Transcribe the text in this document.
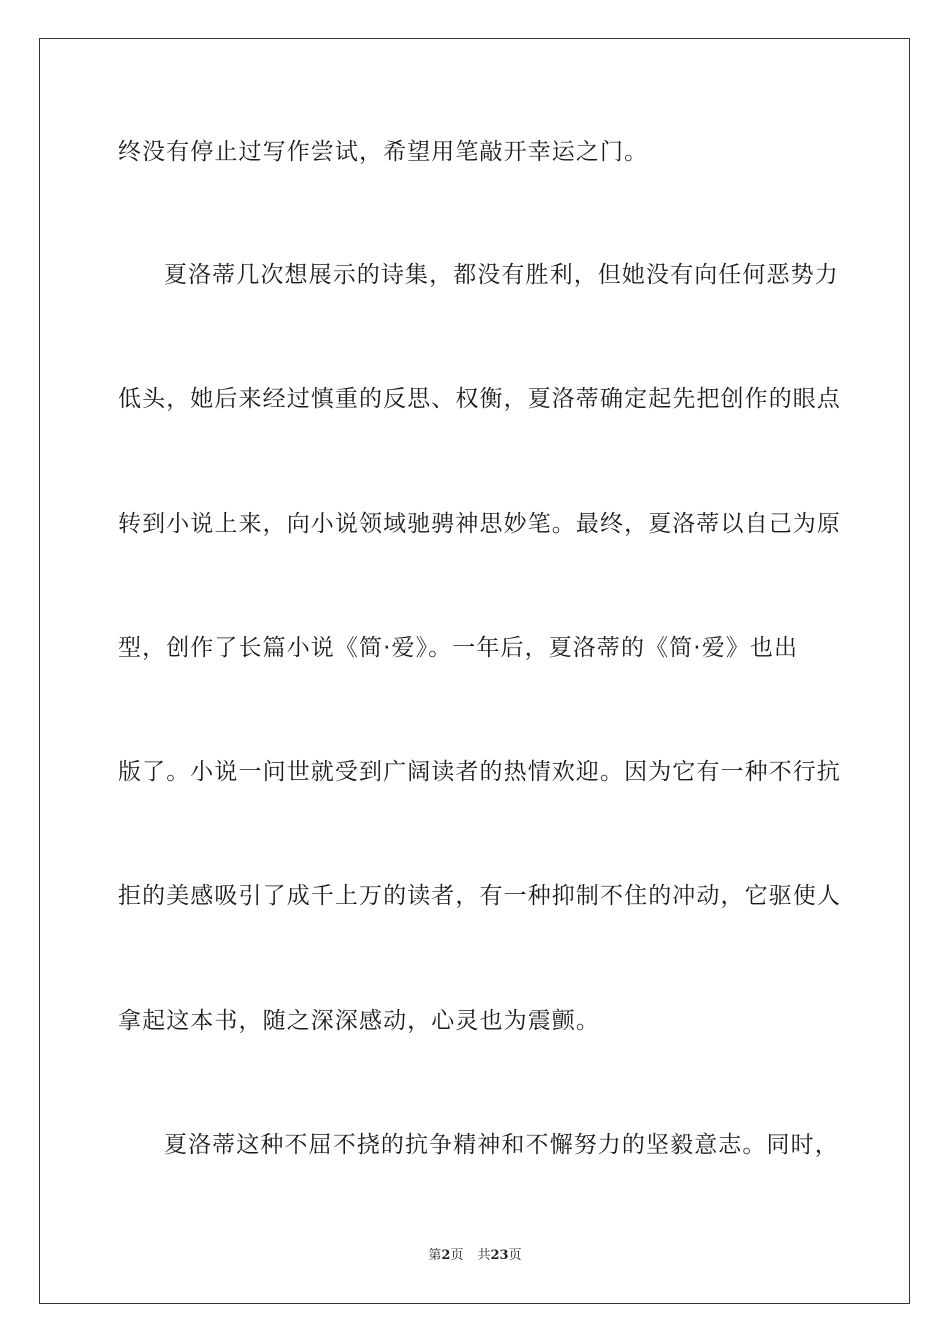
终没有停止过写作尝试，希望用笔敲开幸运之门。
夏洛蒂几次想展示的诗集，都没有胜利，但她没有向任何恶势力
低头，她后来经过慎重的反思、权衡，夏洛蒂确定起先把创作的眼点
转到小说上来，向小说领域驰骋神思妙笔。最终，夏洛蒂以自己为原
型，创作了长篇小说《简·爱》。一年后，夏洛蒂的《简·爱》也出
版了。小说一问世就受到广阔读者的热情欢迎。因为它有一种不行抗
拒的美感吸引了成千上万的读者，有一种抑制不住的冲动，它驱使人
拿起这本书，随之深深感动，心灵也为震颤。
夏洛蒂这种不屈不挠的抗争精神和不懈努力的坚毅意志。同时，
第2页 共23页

* * *

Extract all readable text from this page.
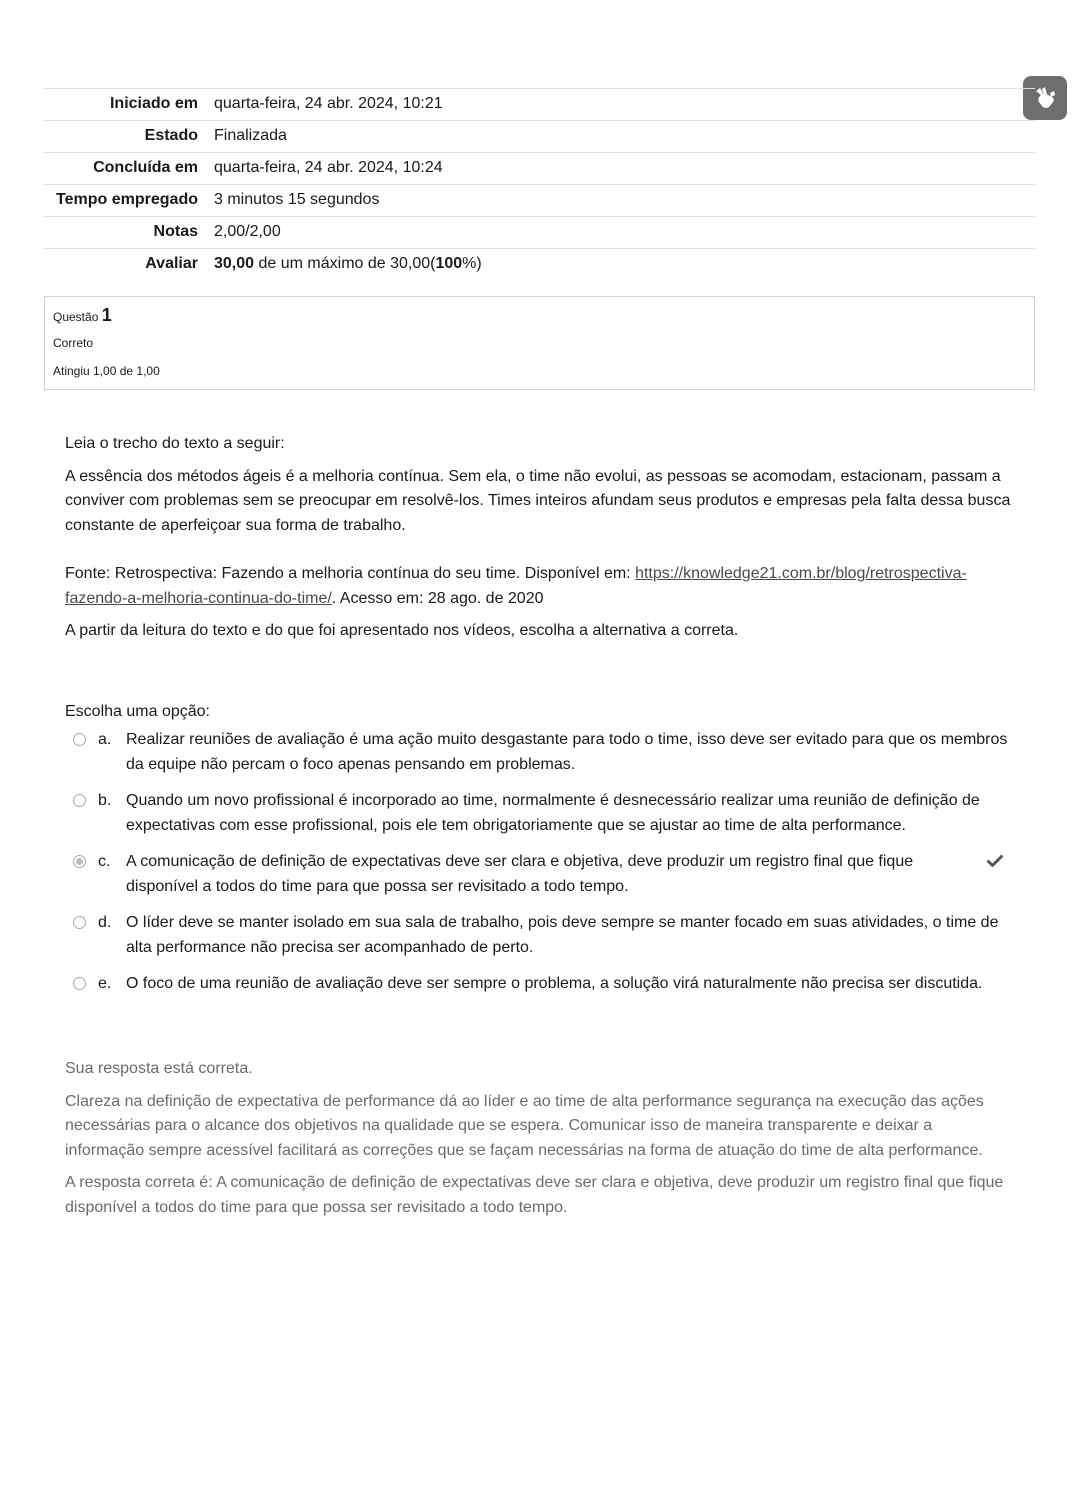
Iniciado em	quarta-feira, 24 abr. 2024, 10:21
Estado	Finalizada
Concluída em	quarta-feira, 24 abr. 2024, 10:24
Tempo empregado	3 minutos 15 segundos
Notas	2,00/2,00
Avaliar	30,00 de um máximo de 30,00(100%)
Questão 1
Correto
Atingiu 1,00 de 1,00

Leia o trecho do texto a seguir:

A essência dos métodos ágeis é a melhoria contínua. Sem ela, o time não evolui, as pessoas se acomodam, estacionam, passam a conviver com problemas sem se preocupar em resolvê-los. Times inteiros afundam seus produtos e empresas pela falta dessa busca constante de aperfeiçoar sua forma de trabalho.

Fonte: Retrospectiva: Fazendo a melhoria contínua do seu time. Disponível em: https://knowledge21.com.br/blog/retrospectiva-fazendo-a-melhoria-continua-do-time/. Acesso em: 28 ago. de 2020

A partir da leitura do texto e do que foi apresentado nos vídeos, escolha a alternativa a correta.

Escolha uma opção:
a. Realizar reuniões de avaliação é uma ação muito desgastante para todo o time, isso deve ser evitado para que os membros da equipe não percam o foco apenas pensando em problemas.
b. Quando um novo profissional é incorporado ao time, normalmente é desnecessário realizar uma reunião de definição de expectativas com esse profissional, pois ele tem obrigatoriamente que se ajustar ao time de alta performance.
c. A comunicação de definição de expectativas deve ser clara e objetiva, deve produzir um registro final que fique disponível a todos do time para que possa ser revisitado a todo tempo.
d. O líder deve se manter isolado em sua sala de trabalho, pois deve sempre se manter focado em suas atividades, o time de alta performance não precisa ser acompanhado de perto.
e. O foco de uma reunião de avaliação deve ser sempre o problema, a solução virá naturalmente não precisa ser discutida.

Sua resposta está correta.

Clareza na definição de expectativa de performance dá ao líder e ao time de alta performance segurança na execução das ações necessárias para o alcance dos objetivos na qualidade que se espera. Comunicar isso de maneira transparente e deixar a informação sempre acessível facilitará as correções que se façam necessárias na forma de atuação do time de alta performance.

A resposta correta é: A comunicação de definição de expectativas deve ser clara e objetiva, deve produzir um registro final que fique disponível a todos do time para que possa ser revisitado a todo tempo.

* * *

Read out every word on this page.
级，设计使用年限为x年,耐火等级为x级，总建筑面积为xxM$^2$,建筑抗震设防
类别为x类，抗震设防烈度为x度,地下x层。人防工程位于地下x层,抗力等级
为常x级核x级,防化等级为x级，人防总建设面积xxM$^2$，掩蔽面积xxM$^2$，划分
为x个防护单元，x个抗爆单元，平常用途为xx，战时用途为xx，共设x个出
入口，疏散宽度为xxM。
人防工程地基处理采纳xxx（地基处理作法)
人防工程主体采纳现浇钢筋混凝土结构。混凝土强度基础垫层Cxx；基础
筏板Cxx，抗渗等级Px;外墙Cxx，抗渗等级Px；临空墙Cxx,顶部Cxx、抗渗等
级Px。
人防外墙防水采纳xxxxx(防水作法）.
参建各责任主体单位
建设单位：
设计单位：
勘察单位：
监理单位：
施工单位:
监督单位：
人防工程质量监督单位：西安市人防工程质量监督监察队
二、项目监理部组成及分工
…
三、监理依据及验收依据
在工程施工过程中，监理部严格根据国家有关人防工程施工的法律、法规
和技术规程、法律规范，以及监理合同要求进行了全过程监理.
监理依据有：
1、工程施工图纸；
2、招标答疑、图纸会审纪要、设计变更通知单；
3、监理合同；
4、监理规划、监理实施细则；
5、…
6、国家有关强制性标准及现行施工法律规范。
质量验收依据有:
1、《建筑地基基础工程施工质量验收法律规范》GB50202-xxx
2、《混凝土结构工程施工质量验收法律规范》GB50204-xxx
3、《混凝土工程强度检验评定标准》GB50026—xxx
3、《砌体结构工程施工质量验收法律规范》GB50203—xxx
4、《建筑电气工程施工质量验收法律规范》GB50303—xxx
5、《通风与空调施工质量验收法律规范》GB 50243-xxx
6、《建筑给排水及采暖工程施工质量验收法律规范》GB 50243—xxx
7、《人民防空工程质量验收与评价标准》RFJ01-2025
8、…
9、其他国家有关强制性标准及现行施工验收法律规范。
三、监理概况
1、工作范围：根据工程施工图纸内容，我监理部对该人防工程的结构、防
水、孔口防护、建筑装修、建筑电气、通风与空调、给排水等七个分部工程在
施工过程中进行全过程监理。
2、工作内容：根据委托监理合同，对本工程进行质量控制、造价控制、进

● **Instructions to follow**
Look through the entries above and list every line containing "this".

● **Problem solution**
Transcribe the text in this document.
Extract all readable text from this page.
Read out every word on this page.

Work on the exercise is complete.